-- Begin --
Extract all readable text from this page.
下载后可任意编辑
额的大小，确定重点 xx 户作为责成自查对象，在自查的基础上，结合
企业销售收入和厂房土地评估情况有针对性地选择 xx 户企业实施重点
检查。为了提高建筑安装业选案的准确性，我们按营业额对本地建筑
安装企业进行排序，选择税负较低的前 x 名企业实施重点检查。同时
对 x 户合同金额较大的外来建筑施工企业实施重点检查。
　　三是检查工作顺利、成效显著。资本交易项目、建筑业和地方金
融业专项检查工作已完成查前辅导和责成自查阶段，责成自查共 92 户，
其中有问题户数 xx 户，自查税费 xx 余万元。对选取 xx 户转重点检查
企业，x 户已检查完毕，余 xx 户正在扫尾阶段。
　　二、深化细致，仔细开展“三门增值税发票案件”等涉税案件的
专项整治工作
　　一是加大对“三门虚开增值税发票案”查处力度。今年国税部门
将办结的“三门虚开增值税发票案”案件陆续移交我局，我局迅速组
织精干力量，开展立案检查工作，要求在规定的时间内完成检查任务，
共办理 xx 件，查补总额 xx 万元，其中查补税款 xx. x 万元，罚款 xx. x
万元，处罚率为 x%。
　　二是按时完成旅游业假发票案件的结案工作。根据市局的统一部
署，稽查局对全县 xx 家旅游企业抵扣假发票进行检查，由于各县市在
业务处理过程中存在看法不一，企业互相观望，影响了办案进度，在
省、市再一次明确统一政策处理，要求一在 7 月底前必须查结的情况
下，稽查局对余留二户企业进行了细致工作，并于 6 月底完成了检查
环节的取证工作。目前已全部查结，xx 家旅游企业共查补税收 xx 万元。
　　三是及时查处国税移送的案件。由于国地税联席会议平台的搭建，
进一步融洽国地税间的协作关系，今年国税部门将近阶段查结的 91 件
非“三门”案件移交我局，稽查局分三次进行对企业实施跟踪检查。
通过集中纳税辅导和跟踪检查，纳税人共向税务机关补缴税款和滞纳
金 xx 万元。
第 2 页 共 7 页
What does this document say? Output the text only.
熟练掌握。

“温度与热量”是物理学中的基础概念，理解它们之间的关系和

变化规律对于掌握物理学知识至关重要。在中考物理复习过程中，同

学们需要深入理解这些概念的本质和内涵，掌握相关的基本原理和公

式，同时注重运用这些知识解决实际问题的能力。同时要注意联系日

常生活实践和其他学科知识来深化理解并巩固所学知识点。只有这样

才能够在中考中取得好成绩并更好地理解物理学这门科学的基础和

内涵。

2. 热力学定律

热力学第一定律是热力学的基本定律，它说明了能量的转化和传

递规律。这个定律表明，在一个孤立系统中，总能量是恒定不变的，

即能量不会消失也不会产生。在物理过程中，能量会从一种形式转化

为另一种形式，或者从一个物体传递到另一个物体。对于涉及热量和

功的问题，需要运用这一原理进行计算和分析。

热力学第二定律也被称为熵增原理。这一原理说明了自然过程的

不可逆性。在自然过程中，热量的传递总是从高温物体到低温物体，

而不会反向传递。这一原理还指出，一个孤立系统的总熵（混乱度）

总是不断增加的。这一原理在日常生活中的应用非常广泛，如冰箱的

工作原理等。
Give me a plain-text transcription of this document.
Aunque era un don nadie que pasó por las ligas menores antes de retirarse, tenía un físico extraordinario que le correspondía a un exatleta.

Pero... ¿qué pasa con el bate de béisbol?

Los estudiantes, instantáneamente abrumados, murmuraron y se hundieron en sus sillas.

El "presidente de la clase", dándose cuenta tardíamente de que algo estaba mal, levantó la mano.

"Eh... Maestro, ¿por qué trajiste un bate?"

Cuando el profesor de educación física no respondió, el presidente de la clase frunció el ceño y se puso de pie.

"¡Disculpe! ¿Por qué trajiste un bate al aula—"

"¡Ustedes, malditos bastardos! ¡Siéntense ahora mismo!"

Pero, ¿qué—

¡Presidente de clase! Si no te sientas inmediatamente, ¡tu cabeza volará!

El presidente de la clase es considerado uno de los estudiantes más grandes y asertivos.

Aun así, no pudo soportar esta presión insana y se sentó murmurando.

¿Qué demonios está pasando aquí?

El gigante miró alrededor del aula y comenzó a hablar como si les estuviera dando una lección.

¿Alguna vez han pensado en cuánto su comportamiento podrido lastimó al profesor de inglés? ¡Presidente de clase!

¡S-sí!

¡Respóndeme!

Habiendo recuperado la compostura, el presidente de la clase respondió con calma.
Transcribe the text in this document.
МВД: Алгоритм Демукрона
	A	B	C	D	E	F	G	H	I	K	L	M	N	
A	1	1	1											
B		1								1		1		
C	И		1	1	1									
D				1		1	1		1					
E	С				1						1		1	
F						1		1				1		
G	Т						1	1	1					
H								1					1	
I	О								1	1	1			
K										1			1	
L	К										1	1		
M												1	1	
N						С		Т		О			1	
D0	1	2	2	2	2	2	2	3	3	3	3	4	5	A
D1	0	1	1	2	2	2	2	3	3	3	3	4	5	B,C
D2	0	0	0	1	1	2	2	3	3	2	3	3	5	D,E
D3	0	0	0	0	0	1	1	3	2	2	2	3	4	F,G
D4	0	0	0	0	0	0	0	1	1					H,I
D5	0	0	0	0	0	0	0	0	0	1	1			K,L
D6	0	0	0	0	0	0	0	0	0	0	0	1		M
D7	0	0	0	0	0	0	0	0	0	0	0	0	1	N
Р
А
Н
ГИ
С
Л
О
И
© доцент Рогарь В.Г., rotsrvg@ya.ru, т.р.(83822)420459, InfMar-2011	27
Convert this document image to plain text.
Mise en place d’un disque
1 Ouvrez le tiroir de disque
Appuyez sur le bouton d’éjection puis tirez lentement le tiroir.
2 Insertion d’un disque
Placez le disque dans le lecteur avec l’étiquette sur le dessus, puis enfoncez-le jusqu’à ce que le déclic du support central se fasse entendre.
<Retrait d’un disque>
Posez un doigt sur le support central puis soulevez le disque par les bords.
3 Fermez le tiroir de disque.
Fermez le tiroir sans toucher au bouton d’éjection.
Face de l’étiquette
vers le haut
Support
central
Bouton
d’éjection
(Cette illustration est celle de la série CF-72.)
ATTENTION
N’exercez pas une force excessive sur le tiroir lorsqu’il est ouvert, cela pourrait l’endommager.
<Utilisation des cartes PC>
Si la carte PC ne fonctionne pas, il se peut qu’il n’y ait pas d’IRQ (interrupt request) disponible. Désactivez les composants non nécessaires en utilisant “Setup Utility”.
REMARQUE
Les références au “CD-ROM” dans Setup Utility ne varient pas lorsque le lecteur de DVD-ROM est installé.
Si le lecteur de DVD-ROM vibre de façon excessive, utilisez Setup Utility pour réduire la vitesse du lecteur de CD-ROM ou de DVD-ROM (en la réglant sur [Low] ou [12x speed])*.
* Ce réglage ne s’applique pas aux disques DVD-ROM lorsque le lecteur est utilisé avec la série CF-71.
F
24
-- End --
REQUIRED WORK: Every entry must be output again, exactly as written above.

IN RESPONSE:
Extract all readable text from this page.
下载后可任意编辑
额的大小，确定重点 xx 户作为责成自查对象，在自查的基础上，结合
企业销售收入和厂房土地评估情况有针对性地选择 xx 户企业实施重点
检查。为了提高建筑安装业选案的准确性，我们按营业额对本地建筑
安装企业进行排序，选择税负较低的前 x 名企业实施重点检查。同时
对 x 户合同金额较大的外来建筑施工企业实施重点检查。
　　三是检查工作顺利、成效显著。资本交易项目、建筑业和地方金
融业专项检查工作已完成查前辅导和责成自查阶段，责成自查共 92 户，
其中有问题户数 xx 户，自查税费 xx 余万元。对选取 xx 户转重点检查
企业，x 户已检查完毕，余 xx 户正在扫尾阶段。
　　二、深化细致，仔细开展“三门增值税发票案件”等涉税案件的
专项整治工作
　　一是加大对“三门虚开增值税发票案”查处力度。今年国税部门
将办结的“三门虚开增值税发票案”案件陆续移交我局，我局迅速组
织精干力量，开展立案检查工作，要求在规定的时间内完成检查任务，
共办理 xx 件，查补总额 xx 万元，其中查补税款 xx. x 万元，罚款 xx. x
万元，处罚率为 x%。
　　二是按时完成旅游业假发票案件的结案工作。根据市局的统一部
署，稽查局对全县 xx 家旅游企业抵扣假发票进行检查，由于各县市在
业务处理过程中存在看法不一，企业互相观望，影响了办案进度，在
省、市再一次明确统一政策处理，要求一在 7 月底前必须查结的情况
下，稽查局对余留二户企业进行了细致工作，并于 6 月底完成了检查
环节的取证工作。目前已全部查结，xx 家旅游企业共查补税收 xx 万元。
　　三是及时查处国税移送的案件。由于国地税联席会议平台的搭建，
进一步融洽国地税间的协作关系，今年国税部门将近阶段查结的 91 件
非“三门”案件移交我局，稽查局分三次进行对企业实施跟踪检查。
通过集中纳税辅导和跟踪检查，纳税人共向税务机关补缴税款和滞纳
金 xx 万元。
第 2 页 共 7 页
What does this document say? Output the text only.
熟练掌握。

“温度与热量”是物理学中的基础概念，理解它们之间的关系和

变化规律对于掌握物理学知识至关重要。在中考物理复习过程中，同

学们需要深入理解这些概念的本质和内涵，掌握相关的基本原理和公

式，同时注重运用这些知识解决实际问题的能力。同时要注意联系日

常生活实践和其他学科知识来深化理解并巩固所学知识点。只有这样

才能够在中考中取得好成绩并更好地理解物理学这门科学的基础和

内涵。

2. 热力学定律

热力学第一定律是热力学的基本定律，它说明了能量的转化和传

递规律。这个定律表明，在一个孤立系统中，总能量是恒定不变的，

即能量不会消失也不会产生。在物理过程中，能量会从一种形式转化

为另一种形式，或者从一个物体传递到另一个物体。对于涉及热量和

功的问题，需要运用这一原理进行计算和分析。

热力学第二定律也被称为熵增原理。这一原理说明了自然过程的

不可逆性。在自然过程中，热量的传递总是从高温物体到低温物体，

而不会反向传递。这一原理还指出，一个孤立系统的总熵（混乱度）

总是不断增加的。这一原理在日常生活中的应用非常广泛，如冰箱的

工作原理等。
Give me a plain-text transcription of this document.
Aunque era un don nadie que pasó por las ligas menores antes de retirarse, tenía un físico extraordinario que le correspondía a un exatleta.

Pero... ¿qué pasa con el bate de béisbol?

Los estudiantes, instantáneamente abrumados, murmuraron y se hundieron en sus sillas.

El "presidente de la clase", dándose cuenta tardíamente de que algo estaba mal, levantó la mano.

"Eh... Maestro, ¿por qué trajiste un bate?"

Cuando el profesor de educación física no respondió, el presidente de la clase frunció el ceño y se puso de pie.

"¡Disculpe! ¿Por qué trajiste un bate al aula—"

"¡Ustedes, malditos bastardos! ¡Siéntense ahora mismo!"

Pero, ¿qué—

¡Presidente de clase! Si no te sientas inmediatamente, ¡tu cabeza volará!

El presidente de la clase es considerado uno de los estudiantes más grandes y asertivos.

Aun así, no pudo soportar esta presión insana y se sentó murmurando.

¿Qué demonios está pasando aquí?

El gigante miró alrededor del aula y comenzó a hablar como si les estuviera dando una lección.

¿Alguna vez han pensado en cuánto su comportamiento podrido lastimó al profesor de inglés? ¡Presidente de clase!

¡S-sí!

¡Respóndeme!

Habiendo recuperado la compostura, el presidente de la clase respondió con calma.
Transcribe the text in this document.
МВД: Алгоритм Демукрона
	A	B	C	D	E	F	G	H	I	K	L	M	N	
A	1	1	1											
B		1								1		1		
C	И		1	1	1									
D				1		1	1		1					
E	С				1						1		1	
F						1		1				1		
G	Т						1	1	1					
H								1					1	
I	О								1	1	1			
K										1			1	
L	К										1	1		
M												1	1	
N						С		Т		О			1	
D0	1	2	2	2	2	2	2	3	3	3	3	4	5	A
D1	0	1	1	2	2	2	2	3	3	3	3	4	5	B,C
D2	0	0	0	1	1	2	2	3	3	2	3	3	5	D,E
D3	0	0	0	0	0	1	1	3	2	2	2	3	4	F,G
D4	0	0	0	0	0	0	0	1	1					H,I
D5	0	0	0	0	0	0	0	0	0	1	1			K,L
D6	0	0	0	0	0	0	0	0	0	0	0	1		M
D7	0	0	0	0	0	0	0	0	0	0	0	0	1	N
Р
А
Н
ГИ
С
Л
О
И
© доцент Рогарь В.Г., rotsrvg@ya.ru, т.р.(83822)420459, InfMar-2011	27
Convert this document image to plain text.
Mise en place d’un disque
1 Ouvrez le tiroir de disque
Appuyez sur le bouton d’éjection puis tirez lentement le tiroir.
2 Insertion d’un disque
Placez le disque dans le lecteur avec l’étiquette sur le dessus, puis enfoncez-le jusqu’à ce que le déclic du support central se fasse entendre.
<Retrait d’un disque>
Posez un doigt sur le support central puis soulevez le disque par les bords.
3 Fermez le tiroir de disque.
Fermez le tiroir sans toucher au bouton d’éjection.
Face de l’étiquette
vers le haut
Support
central
Bouton
d’éjection
(Cette illustration est celle de la série CF-72.)
ATTENTION
N’exercez pas une force excessive sur le tiroir lorsqu’il est ouvert, cela pourrait l’endommager.
<Utilisation des cartes PC>
Si la carte PC ne fonctionne pas, il se peut qu’il n’y ait pas d’IRQ (interrupt request) disponible. Désactivez les composants non nécessaires en utilisant “Setup Utility”.
REMARQUE
Les références au “CD-ROM” dans Setup Utility ne varient pas lorsque le lecteur de DVD-ROM est installé.
Si le lecteur de DVD-ROM vibre de façon excessive, utilisez Setup Utility pour réduire la vitesse du lecteur de CD-ROM ou de DVD-ROM (en la réglant sur [Low] ou [12x speed])*.
* Ce réglage ne s’applique pas aux disques DVD-ROM lorsque le lecteur est utilisé avec la série CF-71.
F
24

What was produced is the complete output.